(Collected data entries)
>>>>

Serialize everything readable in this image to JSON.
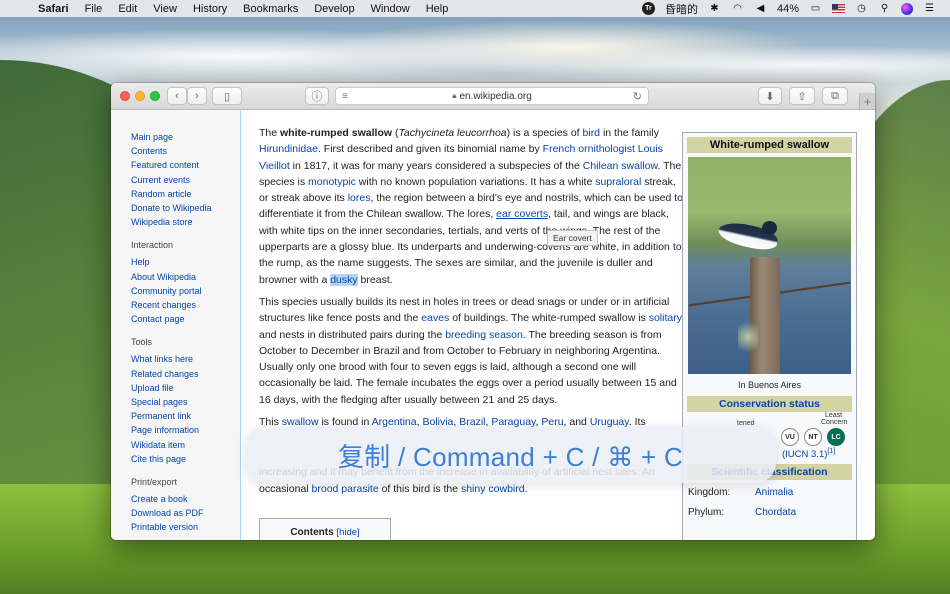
{
  "menubar": {
    "app_name": "Safari",
    "menus": [
      "File",
      "Edit",
      "View",
      "History",
      "Bookmarks",
      "Develop",
      "Window",
      "Help"
    ],
    "status": {
      "translate_label": "昏暗的",
      "battery": "44%"
    }
  },
  "browser": {
    "url": "en.wikipedia.org"
  },
  "sidebar": {
    "nav": [
      "Main page",
      "Contents",
      "Featured content",
      "Current events",
      "Random article",
      "Donate to Wikipedia",
      "Wikipedia store"
    ],
    "interaction_title": "Interaction",
    "interaction": [
      "Help",
      "About Wikipedia",
      "Community portal",
      "Recent changes",
      "Contact page"
    ],
    "tools_title": "Tools",
    "tools": [
      "What links here",
      "Related changes",
      "Upload file",
      "Special pages",
      "Permanent link",
      "Page information",
      "Wikidata item",
      "Cite this page"
    ],
    "print_title": "Print/export",
    "print": [
      "Create a book",
      "Download as PDF",
      "Printable version"
    ]
  },
  "article": {
    "p1": {
      "t1": "The ",
      "bold": "white-rumped swallow",
      "t2": " (",
      "ital": "Tachycineta leucorrhoa",
      "t3": ") is a species of ",
      "l_bird": "bird",
      "t4": " in the family ",
      "l_family": "Hirundinidae",
      "t5": ". First described and given its binomial name by ",
      "l_french": "French ornithologist Louis Vieillot",
      "t6": " in 1817, it was for many years considered a subspecies of the ",
      "l_chilean": "Chilean swallow",
      "t7": ". The species is ",
      "l_mono": "monotypic",
      "t8": " with no known population variations. It has a white ",
      "l_supra": "supraloral",
      "t9": " streak, or streak above its ",
      "l_lores": "lores",
      "t10": ", the region between a bird's eye and nostrils, which can be used to differentiate it from the Chilean swallow. The lores, ",
      "l_ear": "ear coverts",
      "t11": ", tail, and wings are black, with white tips on the inner secondaries, tertials, and ",
      "t11b": "verts of the wings. The rest of the upperparts are a glossy blue. Its underparts and underwing-coverts are white, in addition to the rump, as the name suggests. The sexes are similar, and the juvenile is duller and browner with a ",
      "l_dusky": "dusky",
      "t12": " breast."
    },
    "tooltip": "Ear covert",
    "p2": {
      "t1": "This species usually builds its nest in holes in trees or dead snags or under or in artificial structures like fence posts and the ",
      "l_eaves": "eaves",
      "t2": " of buildings. The white-rumped swallow is ",
      "l_solitary": "solitary",
      "t3": " and nests in distributed pairs during the ",
      "l_breeding": "breeding season",
      "t4": ". The breeding season is from October to December in Brazil and from October to February in neighboring Argentina. Usually only one brood with four to seven eggs is laid, although a second one will occasionally be laid. The female incubates the eggs over a period usually between 15 and 16 days, with the fledging after usually between 21 and 25 days."
    },
    "p3": {
      "t1": "This ",
      "l_swallow": "swallow",
      "t2": " is found in ",
      "l_argentina": "Argentina",
      "c1": ", ",
      "l_bolivia": "Bolivia",
      "c2": ", ",
      "l_brazil": "Brazil",
      "c3": ", ",
      "l_paraguay": "Paraguay",
      "c4": ", ",
      "l_peru": "Peru",
      "t3": ", and ",
      "l_uruguay": "Uruguay",
      "t4": ". Its"
    },
    "p4": {
      "t1": "increasing and it may benefit from the increase in availability of artificial nest sites. An occasional ",
      "l_parasite": "brood parasite",
      "t2": " of this bird is the ",
      "l_cowbird": "shiny cowbird",
      "t3": "."
    },
    "toc": {
      "title": "Contents",
      "hide": "[hide]"
    }
  },
  "infobox": {
    "title": "White-rumped swallow",
    "caption": "In Buenos Aires",
    "conservation_title": "Conservation status",
    "threatened_label": "tened",
    "least_label_1": "Least",
    "least_label_2": "Concern",
    "codes": [
      "VU",
      "NT",
      "LC"
    ],
    "iucn": "(IUCN 3.1)",
    "iucn_ref": "[1]",
    "classification_title": "Scientific classification",
    "kingdom_label": "Kingdom:",
    "kingdom_value": "Animalia",
    "phylum_label": "Phylum:",
    "phylum_value": "Chordata"
  },
  "hud": {
    "text": "复制 / Command + C / ⌘ + C"
  }
}
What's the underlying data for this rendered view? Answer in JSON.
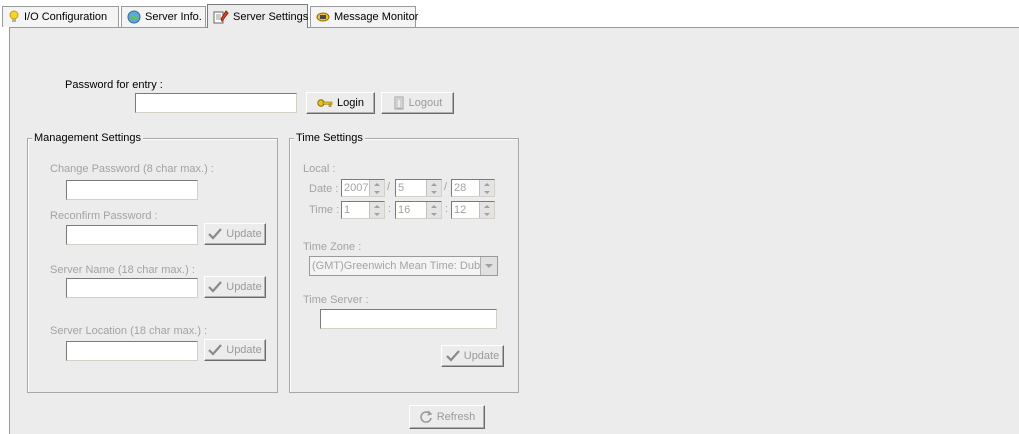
{
  "tabs": [
    {
      "label": "I/O Configuration",
      "icon": "lightbulb-icon"
    },
    {
      "label": "Server Info.",
      "icon": "server-info-icon"
    },
    {
      "label": "Server Settings",
      "icon": "edit-settings-icon"
    },
    {
      "label": "Message Monitor",
      "icon": "message-monitor-icon"
    }
  ],
  "entry": {
    "password_label": "Password for entry :",
    "password_value": "",
    "login_label": "Login",
    "logout_label": "Logout"
  },
  "management": {
    "title": "Management Settings",
    "change_password_label": "Change Password (8 char max.) :",
    "change_password_value": "",
    "reconfirm_label": "Reconfirm Password :",
    "reconfirm_value": "",
    "server_name_label": "Server Name (18 char max.) :",
    "server_name_value": "",
    "server_location_label": "Server Location (18 char max.) :",
    "server_location_value": "",
    "update_label": "Update"
  },
  "time": {
    "title": "Time Settings",
    "local_label": "Local :",
    "date_label": "Date :",
    "year": "2007",
    "month": "5",
    "day": "28",
    "date_sep": "/",
    "time_label": "Time :",
    "hour": "1",
    "minute": "16",
    "second": "12",
    "time_sep": ":",
    "timezone_label": "Time Zone :",
    "timezone_value": "(GMT)Greenwich Mean Time: Dub",
    "time_server_label": "Time Server :",
    "time_server_value": "",
    "update_label": "Update"
  },
  "refresh_label": "Refresh",
  "colors": {
    "panel": "#ececec",
    "disabled_text": "#a3a3a3"
  }
}
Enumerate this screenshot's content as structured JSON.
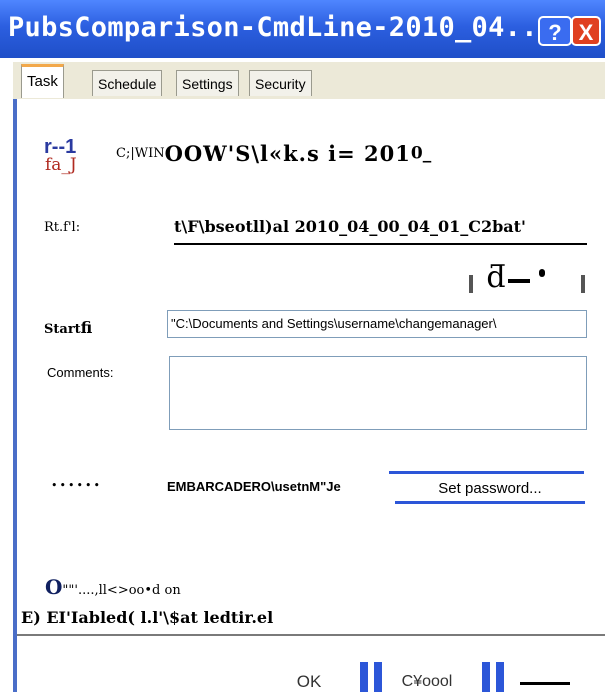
{
  "window": {
    "title": "PubsComparison-CmdLine-2010_04...",
    "help_button": "?",
    "close_button": "X"
  },
  "tabs": [
    "Task",
    "Schedule",
    "Settings",
    "Security"
  ],
  "task": {
    "icon_text": "r--1",
    "icon_subtext": "fa_J",
    "path_prefix": "C;|WIN",
    "path_main": "OOW'S\\l«k.s i= 201",
    "path_suffix": "0_",
    "run_label": "Rt.f'l:",
    "run_value": "t\\F\\bseotll)al 2010_04_00_04_01_C2bat'",
    "start_label_a": "Start",
    "start_label_b": "fi",
    "start_value": "\"C:\\Documents and Settings\\username\\changemanager\\",
    "comments_label": "Comments:",
    "comments_value": "",
    "runas_label": "••••••",
    "runas_value": "EMBARCADERO\\usetnM\"Je",
    "set_password_button": "Set password...",
    "enabled_line1_big": "O",
    "enabled_line1_rest": "\"\"'....,ll<>oo•d on",
    "enabled_line2": "E) EI'Iabled(    l.l'\\$at ledtir.el"
  },
  "footer": {
    "ok_button": "OK",
    "cancel_button": "C¥oool"
  },
  "colors": {
    "titlebar": "#2c5fe0",
    "accent_tab": "#f2a84a",
    "bar_blue": "#2c56d8"
  }
}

<<<<

WORK TO BE COMPLETED: Quote the material word for word, dropping any images it holds.

ANSWER TO THE TASK:
Serialize everything readable in this image to JSON.
{
  "menubar": {
    "app_name": "Safari",
    "menus": [
      "File",
      "Edit",
      "View",
      "History",
      "Bookmarks",
      "Develop",
      "Window",
      "Help"
    ],
    "status": {
      "translate_label": "昏暗的",
      "battery": "44%"
    }
  },
  "browser": {
    "url": "en.wikipedia.org"
  },
  "sidebar": {
    "nav": [
      "Main page",
      "Contents",
      "Featured content",
      "Current events",
      "Random article",
      "Donate to Wikipedia",
      "Wikipedia store"
    ],
    "interaction_title": "Interaction",
    "interaction": [
      "Help",
      "About Wikipedia",
      "Community portal",
      "Recent changes",
      "Contact page"
    ],
    "tools_title": "Tools",
    "tools": [
      "What links here",
      "Related changes",
      "Upload file",
      "Special pages",
      "Permanent link",
      "Page information",
      "Wikidata item",
      "Cite this page"
    ],
    "print_title": "Print/export",
    "print": [
      "Create a book",
      "Download as PDF",
      "Printable version"
    ]
  },
  "article": {
    "p1": {
      "t1": "The ",
      "bold": "white-rumped swallow",
      "t2": " (",
      "ital": "Tachycineta leucorrhoa",
      "t3": ") is a species of ",
      "l_bird": "bird",
      "t4": " in the family ",
      "l_family": "Hirundinidae",
      "t5": ". First described and given its binomial name by ",
      "l_french": "French ornithologist Louis Vieillot",
      "t6": " in 1817, it was for many years considered a subspecies of the ",
      "l_chilean": "Chilean swallow",
      "t7": ". The species is ",
      "l_mono": "monotypic",
      "t8": " with no known population variations. It has a white ",
      "l_supra": "supraloral",
      "t9": " streak, or streak above its ",
      "l_lores": "lores",
      "t10": ", the region between a bird's eye and nostrils, which can be used to differentiate it from the Chilean swallow. The lores, ",
      "l_ear": "ear coverts",
      "t11": ", tail, and wings are black, with white tips on the inner secondaries, tertials, and ",
      "t11b": "verts of the wings. The rest of the upperparts are a glossy blue. Its underparts and underwing-coverts are white, in addition to the rump, as the name suggests. The sexes are similar, and the juvenile is duller and browner with a ",
      "l_dusky": "dusky",
      "t12": " breast."
    },
    "tooltip": "Ear covert",
    "p2": {
      "t1": "This species usually builds its nest in holes in trees or dead snags or under or in artificial structures like fence posts and the ",
      "l_eaves": "eaves",
      "t2": " of buildings. The white-rumped swallow is ",
      "l_solitary": "solitary",
      "t3": " and nests in distributed pairs during the ",
      "l_breeding": "breeding season",
      "t4": ". The breeding season is from October to December in Brazil and from October to February in neighboring Argentina. Usually only one brood with four to seven eggs is laid, although a second one will occasionally be laid. The female incubates the eggs over a period usually between 15 and 16 days, with the fledging after usually between 21 and 25 days."
    },
    "p3": {
      "t1": "This ",
      "l_swallow": "swallow",
      "t2": " is found in ",
      "l_argentina": "Argentina",
      "c1": ", ",
      "l_bolivia": "Bolivia",
      "c2": ", ",
      "l_brazil": "Brazil",
      "c3": ", ",
      "l_paraguay": "Paraguay",
      "c4": ", ",
      "l_peru": "Peru",
      "t3": ", and ",
      "l_uruguay": "Uruguay",
      "t4": ". Its"
    },
    "p4": {
      "t1": "increasing and it may benefit from the increase in availability of artificial nest sites. An occasional ",
      "l_parasite": "brood parasite",
      "t2": " of this bird is the ",
      "l_cowbird": "shiny cowbird",
      "t3": "."
    },
    "toc": {
      "title": "Contents",
      "hide": "[hide]"
    }
  },
  "infobox": {
    "title": "White-rumped swallow",
    "caption": "In Buenos Aires",
    "conservation_title": "Conservation status",
    "threatened_label": "tened",
    "least_label_1": "Least",
    "least_label_2": "Concern",
    "codes": [
      "VU",
      "NT",
      "LC"
    ],
    "iucn": "(IUCN 3.1)",
    "iucn_ref": "[1]",
    "classification_title": "Scientific classification",
    "kingdom_label": "Kingdom:",
    "kingdom_value": "Animalia",
    "phylum_label": "Phylum:",
    "phylum_value": "Chordata"
  },
  "hud": {
    "text": "复制 / Command + C / ⌘ + C"
  }
}
What's the underlying data for this rendered view? Answer in JSON.
{
  "tabs": [
    {
      "label": "I/O Configuration",
      "icon": "lightbulb-icon"
    },
    {
      "label": "Server Info.",
      "icon": "server-info-icon"
    },
    {
      "label": "Server Settings",
      "icon": "edit-settings-icon"
    },
    {
      "label": "Message Monitor",
      "icon": "message-monitor-icon"
    }
  ],
  "entry": {
    "password_label": "Password for entry :",
    "password_value": "",
    "login_label": "Login",
    "logout_label": "Logout"
  },
  "management": {
    "title": "Management Settings",
    "change_password_label": "Change Password (8 char max.) :",
    "change_password_value": "",
    "reconfirm_label": "Reconfirm Password :",
    "reconfirm_value": "",
    "server_name_label": "Server Name (18 char max.) :",
    "server_name_value": "",
    "server_location_label": "Server Location (18 char max.) :",
    "server_location_value": "",
    "update_label": "Update"
  },
  "time": {
    "title": "Time Settings",
    "local_label": "Local :",
    "date_label": "Date :",
    "year": "2007",
    "month": "5",
    "day": "28",
    "date_sep": "/",
    "time_label": "Time :",
    "hour": "1",
    "minute": "16",
    "second": "12",
    "time_sep": ":",
    "timezone_label": "Time Zone :",
    "timezone_value": "(GMT)Greenwich Mean Time: Dub",
    "time_server_label": "Time Server :",
    "time_server_value": "",
    "update_label": "Update"
  },
  "refresh_label": "Refresh",
  "colors": {
    "panel": "#ececec",
    "disabled_text": "#a3a3a3"
  }
}
Enumerate this screenshot's content as structured JSON.
{
  "window": {
    "title": "PubsComparison-CmdLine-2010_04...",
    "help_button": "?",
    "close_button": "X"
  },
  "tabs": [
    "Task",
    "Schedule",
    "Settings",
    "Security"
  ],
  "task": {
    "icon_text": "r--1",
    "icon_subtext": "fa_J",
    "path_prefix": "C;|WIN",
    "path_main": "OOW'S\\l«k.s i= 201",
    "path_suffix": "0_",
    "run_label": "Rt.f'l:",
    "run_value": "t\\F\\bseotll)al 2010_04_00_04_01_C2bat'",
    "start_label_a": "Start",
    "start_label_b": "fi",
    "start_value": "\"C:\\Documents and Settings\\username\\changemanager\\",
    "comments_label": "Comments:",
    "comments_value": "",
    "runas_label": "••••••",
    "runas_value": "EMBARCADERO\\usetnM\"Je",
    "set_password_button": "Set password...",
    "enabled_line1_big": "O",
    "enabled_line1_rest": "\"\"'....,ll<>oo•d on",
    "enabled_line2": "E) EI'Iabled(    l.l'\\$at ledtir.el"
  },
  "footer": {
    "ok_button": "OK",
    "cancel_button": "C¥oool"
  },
  "colors": {
    "titlebar": "#2c5fe0",
    "accent_tab": "#f2a84a",
    "bar_blue": "#2c56d8"
  }
}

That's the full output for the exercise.